Aim of the task: Give the total number of lines in the data below that include "Adipocytes", and nothing else.

Dataset extract:
------------------------

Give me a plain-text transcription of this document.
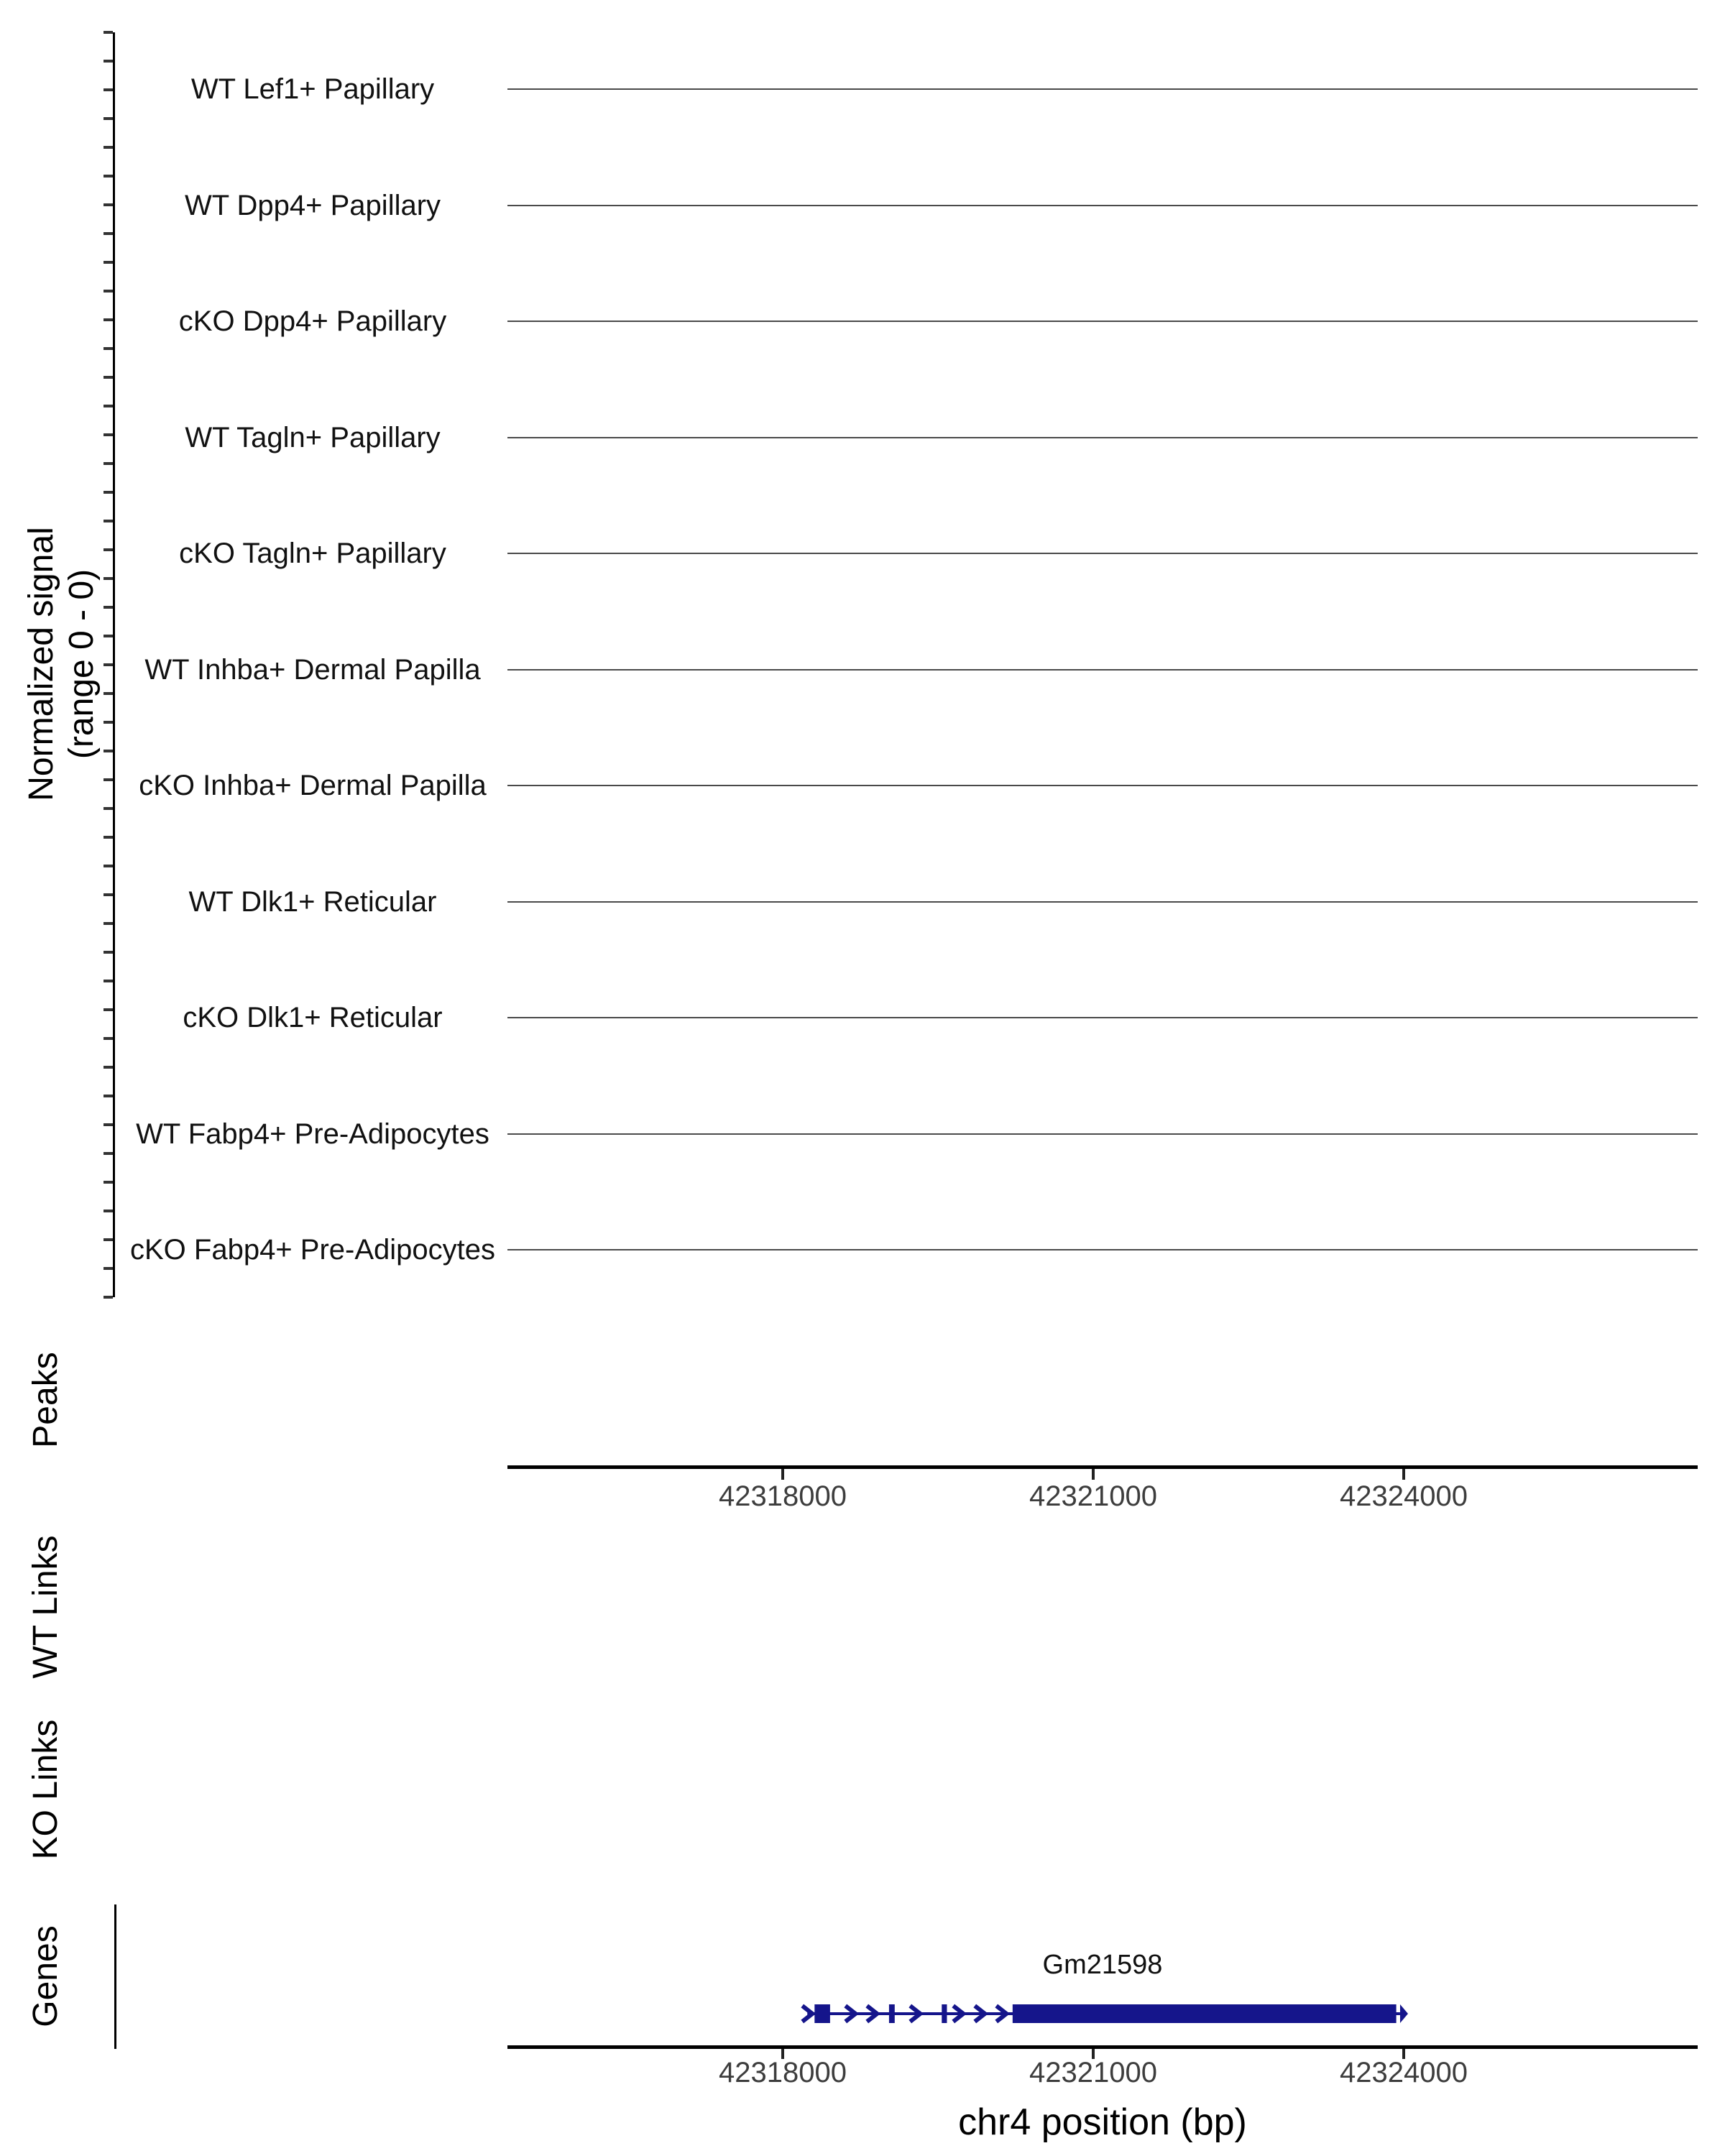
Normalized signal (range 0 - 0)
WT Lef1+ Papillary
WT Dpp4+ Papillary
cKO Dpp4+ Papillary
WT Tagln+ Papillary
cKO Tagln+ Papillary
WT Inhba+ Dermal Papilla
cKO Inhba+ Dermal Papilla
WT Dlk1+ Reticular
cKO Dlk1+ Reticular
WT Fabp4+ Pre-Adipocytes
cKO Fabp4+ Pre-Adipocytes
Peaks
WT Links
KO Links
Genes
42318000	42321000	42324000
Gm21598
42318000	42321000	42324000
chr4 position (bp)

------------------------

Answer section: 2